- **THE RECORDS**:
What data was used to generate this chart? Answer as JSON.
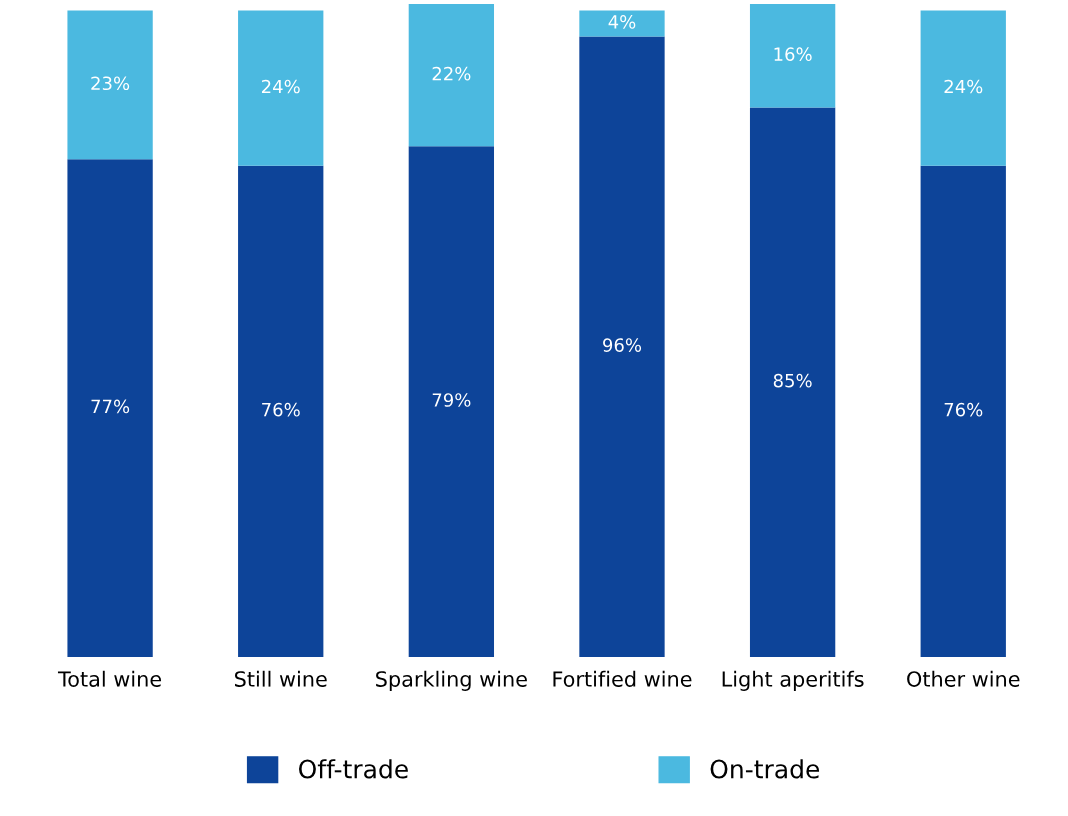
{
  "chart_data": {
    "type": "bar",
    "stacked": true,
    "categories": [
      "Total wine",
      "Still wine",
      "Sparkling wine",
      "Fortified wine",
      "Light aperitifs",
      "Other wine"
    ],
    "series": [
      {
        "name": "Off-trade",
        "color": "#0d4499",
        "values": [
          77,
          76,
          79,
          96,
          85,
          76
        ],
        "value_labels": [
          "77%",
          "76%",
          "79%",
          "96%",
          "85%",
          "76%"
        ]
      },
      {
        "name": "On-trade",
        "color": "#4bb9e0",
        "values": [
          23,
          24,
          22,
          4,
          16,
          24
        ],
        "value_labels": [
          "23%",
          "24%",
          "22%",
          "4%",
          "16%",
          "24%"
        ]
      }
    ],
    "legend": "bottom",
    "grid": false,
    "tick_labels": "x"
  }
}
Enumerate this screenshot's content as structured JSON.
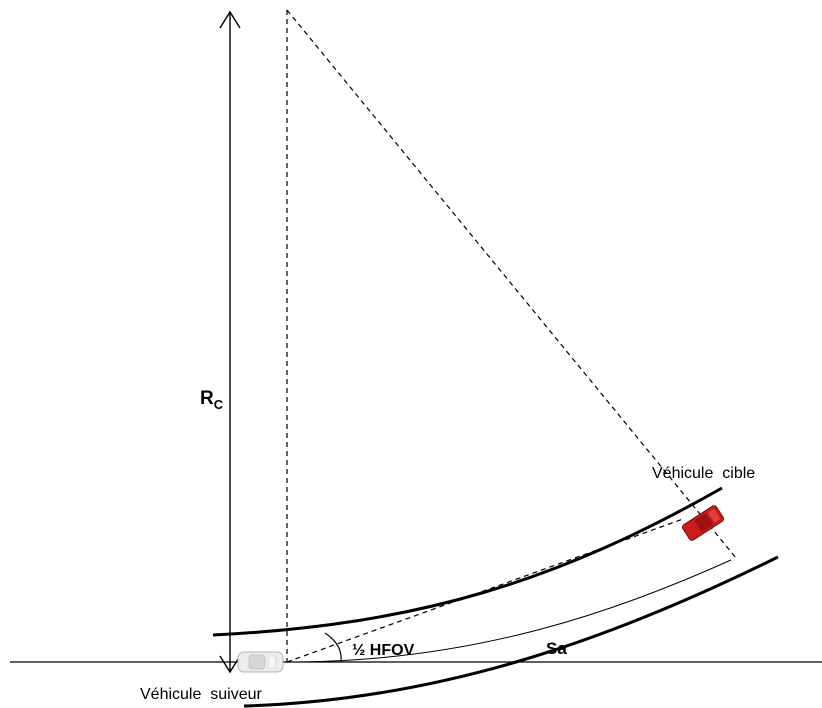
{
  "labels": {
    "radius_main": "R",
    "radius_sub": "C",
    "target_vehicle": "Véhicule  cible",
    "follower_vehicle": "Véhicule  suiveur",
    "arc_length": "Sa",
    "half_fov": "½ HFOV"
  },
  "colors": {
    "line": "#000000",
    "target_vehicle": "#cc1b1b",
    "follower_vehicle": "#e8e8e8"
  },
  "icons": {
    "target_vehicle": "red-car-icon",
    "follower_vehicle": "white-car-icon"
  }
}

...

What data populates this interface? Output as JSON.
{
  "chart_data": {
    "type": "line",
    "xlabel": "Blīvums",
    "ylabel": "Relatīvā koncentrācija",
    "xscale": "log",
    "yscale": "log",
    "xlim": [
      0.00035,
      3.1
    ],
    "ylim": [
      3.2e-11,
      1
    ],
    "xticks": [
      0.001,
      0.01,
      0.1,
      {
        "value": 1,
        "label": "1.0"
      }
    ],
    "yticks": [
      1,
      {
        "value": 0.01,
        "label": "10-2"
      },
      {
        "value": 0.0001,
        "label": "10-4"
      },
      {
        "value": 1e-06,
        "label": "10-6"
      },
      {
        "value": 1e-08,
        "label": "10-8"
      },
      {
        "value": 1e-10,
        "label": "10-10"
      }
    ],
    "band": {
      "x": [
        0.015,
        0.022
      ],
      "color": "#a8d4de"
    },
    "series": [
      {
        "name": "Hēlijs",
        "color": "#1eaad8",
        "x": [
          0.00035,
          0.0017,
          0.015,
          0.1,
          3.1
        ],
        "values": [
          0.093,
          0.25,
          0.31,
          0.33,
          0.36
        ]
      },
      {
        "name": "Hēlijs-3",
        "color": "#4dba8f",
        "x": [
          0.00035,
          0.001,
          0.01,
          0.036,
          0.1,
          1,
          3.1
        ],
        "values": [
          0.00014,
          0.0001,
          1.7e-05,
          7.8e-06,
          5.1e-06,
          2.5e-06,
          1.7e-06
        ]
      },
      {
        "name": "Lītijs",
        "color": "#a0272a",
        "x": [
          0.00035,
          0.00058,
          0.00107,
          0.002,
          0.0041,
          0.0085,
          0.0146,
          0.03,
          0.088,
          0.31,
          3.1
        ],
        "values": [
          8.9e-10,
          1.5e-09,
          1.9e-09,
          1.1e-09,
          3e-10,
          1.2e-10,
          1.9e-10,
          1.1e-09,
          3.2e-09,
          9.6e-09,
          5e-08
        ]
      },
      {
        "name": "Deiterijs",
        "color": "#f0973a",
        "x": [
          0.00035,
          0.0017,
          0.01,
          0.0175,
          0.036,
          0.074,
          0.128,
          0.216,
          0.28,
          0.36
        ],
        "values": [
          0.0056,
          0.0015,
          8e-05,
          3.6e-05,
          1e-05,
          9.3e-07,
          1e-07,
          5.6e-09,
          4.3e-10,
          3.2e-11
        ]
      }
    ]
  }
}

---

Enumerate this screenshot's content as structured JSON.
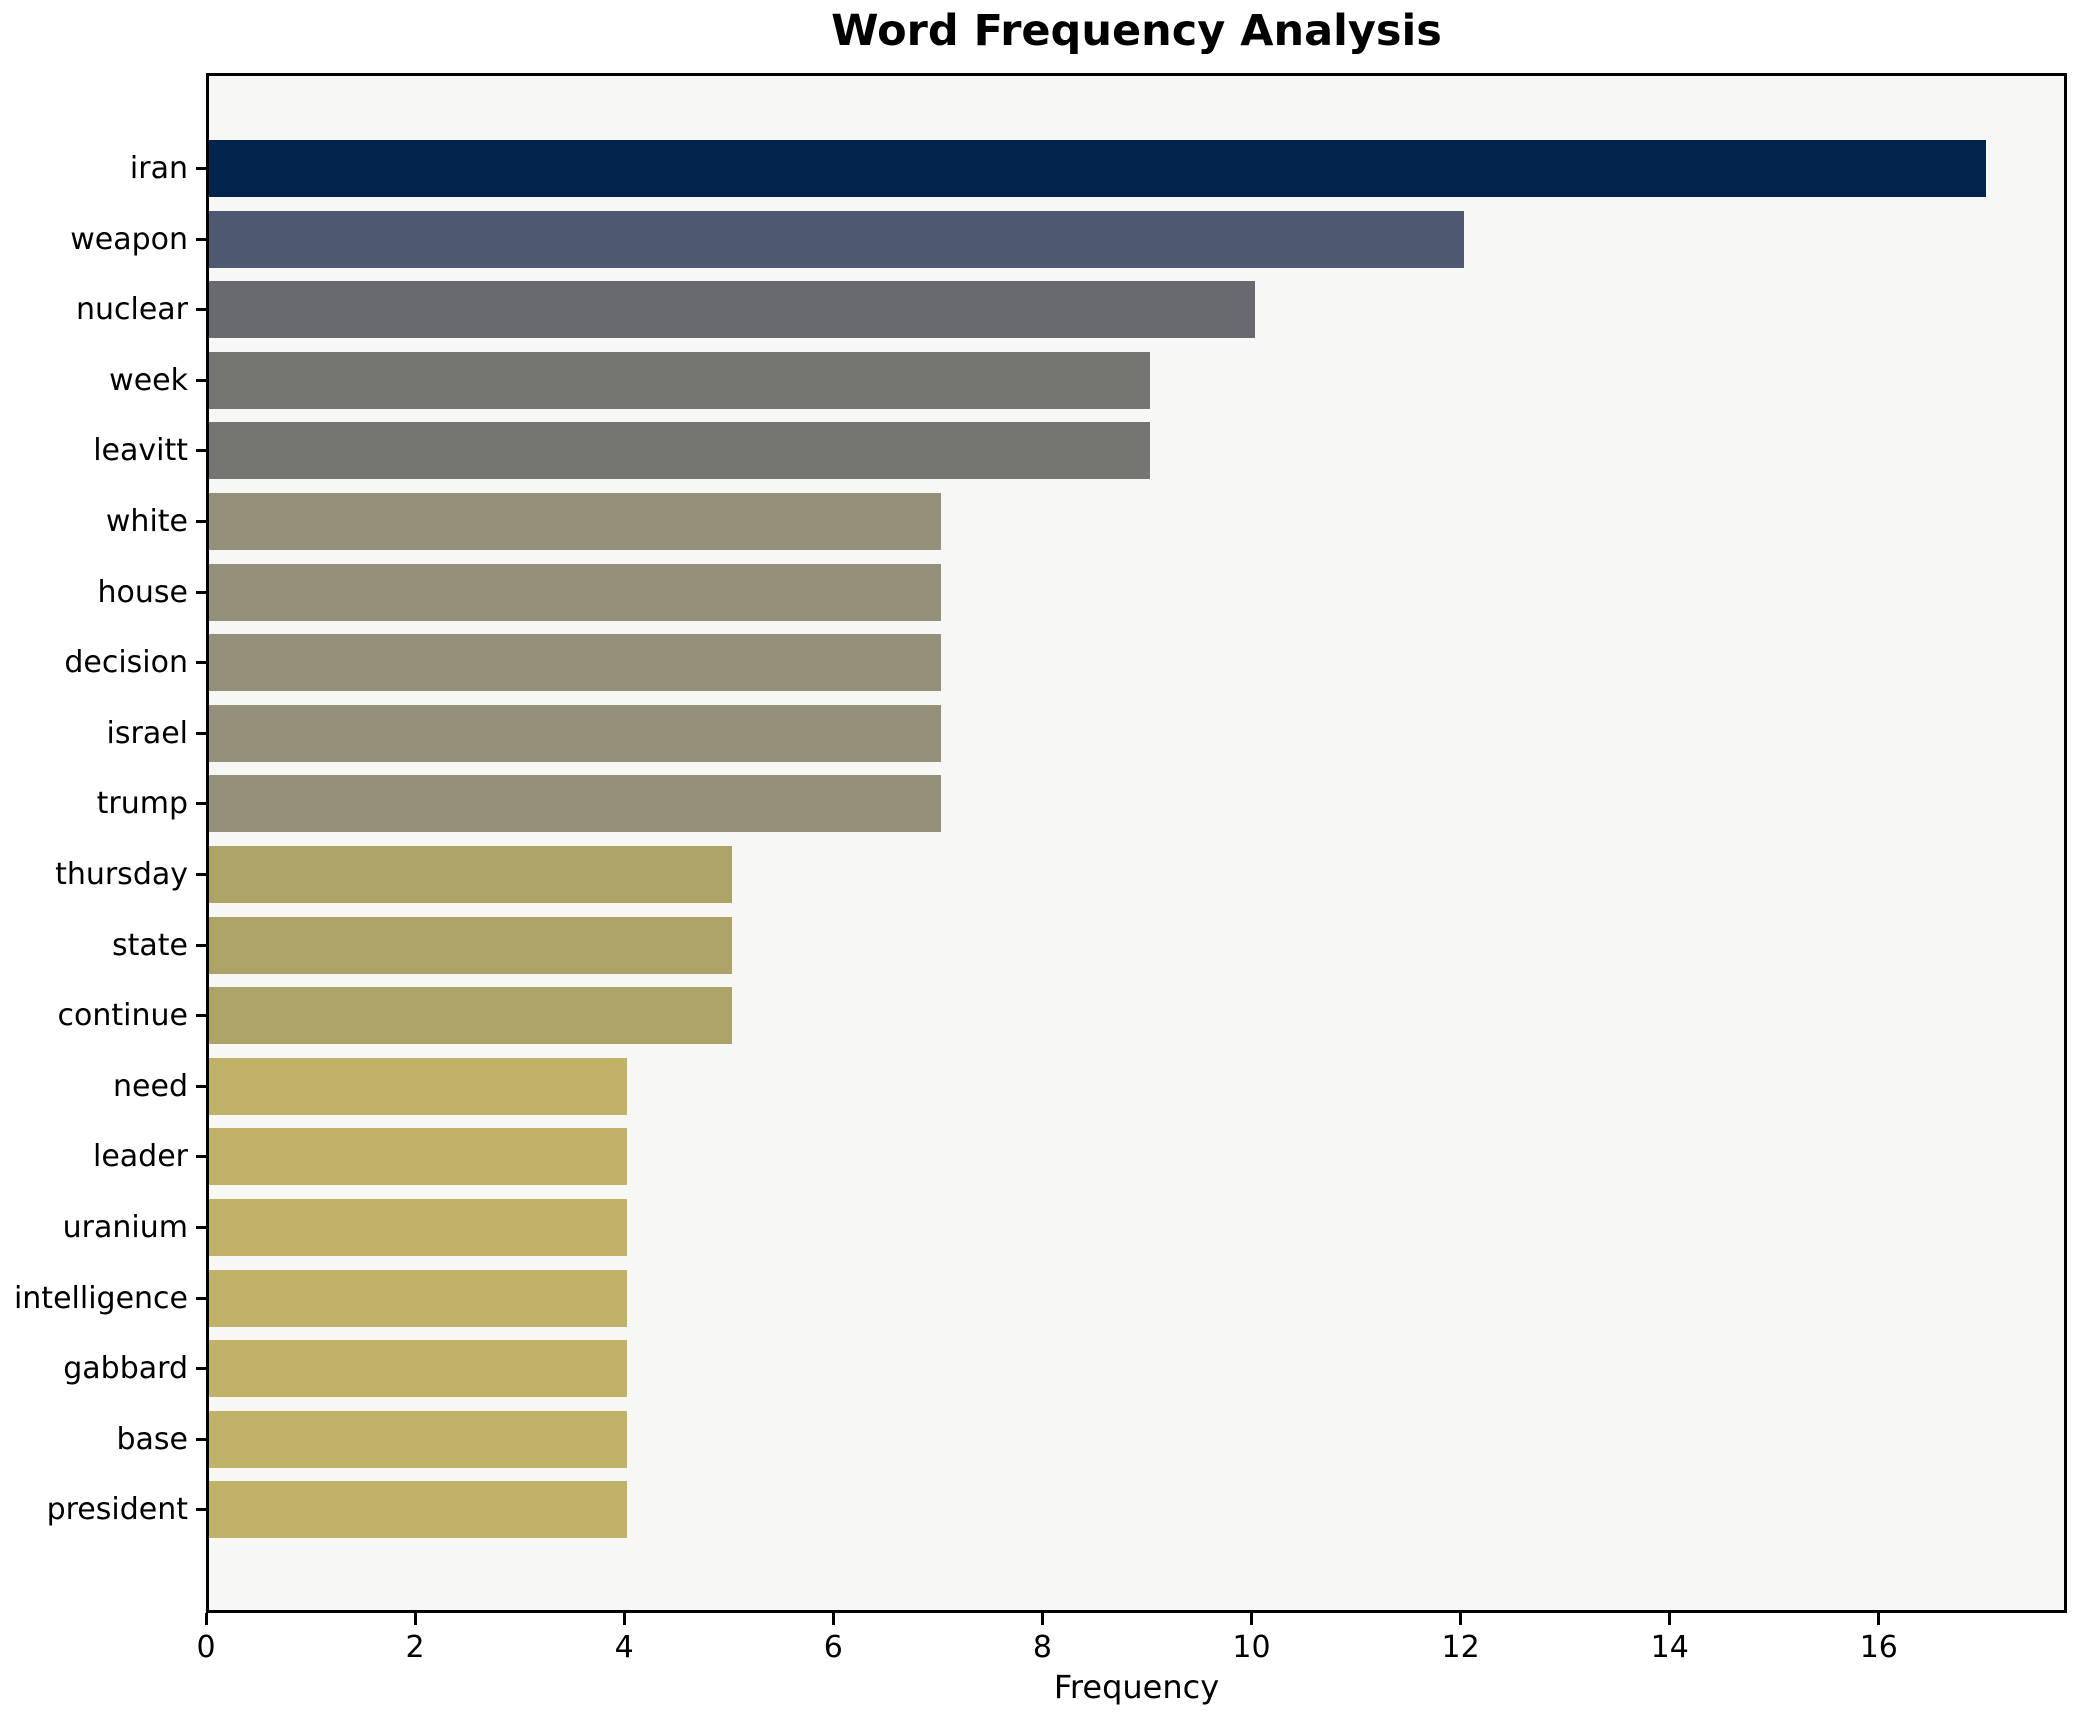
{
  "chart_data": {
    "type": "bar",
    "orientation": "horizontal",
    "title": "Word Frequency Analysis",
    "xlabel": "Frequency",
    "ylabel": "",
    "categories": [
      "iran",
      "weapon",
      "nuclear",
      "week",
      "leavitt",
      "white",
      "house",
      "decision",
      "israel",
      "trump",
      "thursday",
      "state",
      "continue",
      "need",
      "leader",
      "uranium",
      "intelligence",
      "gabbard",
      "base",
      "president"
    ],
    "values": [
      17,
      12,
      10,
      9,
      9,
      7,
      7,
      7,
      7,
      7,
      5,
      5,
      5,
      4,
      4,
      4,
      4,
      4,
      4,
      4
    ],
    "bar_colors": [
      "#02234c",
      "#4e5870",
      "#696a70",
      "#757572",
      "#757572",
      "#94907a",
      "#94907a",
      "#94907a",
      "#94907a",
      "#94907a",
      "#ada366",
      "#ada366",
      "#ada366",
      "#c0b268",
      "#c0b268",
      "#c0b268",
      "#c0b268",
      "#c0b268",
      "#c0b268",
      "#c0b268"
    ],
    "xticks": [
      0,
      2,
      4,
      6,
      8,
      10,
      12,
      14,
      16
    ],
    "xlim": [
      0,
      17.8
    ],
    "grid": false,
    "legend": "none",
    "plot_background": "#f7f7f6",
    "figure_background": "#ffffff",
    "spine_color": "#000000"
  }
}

- **OBJECTIVE**:
From the entries above, extract each line containing "wine".

- **ANSWER TO THIS PROBLEM**:
      "Total wine",
      "Still wine",
      "Sparkling wine",
      "Fortified wine",
      "Other wine"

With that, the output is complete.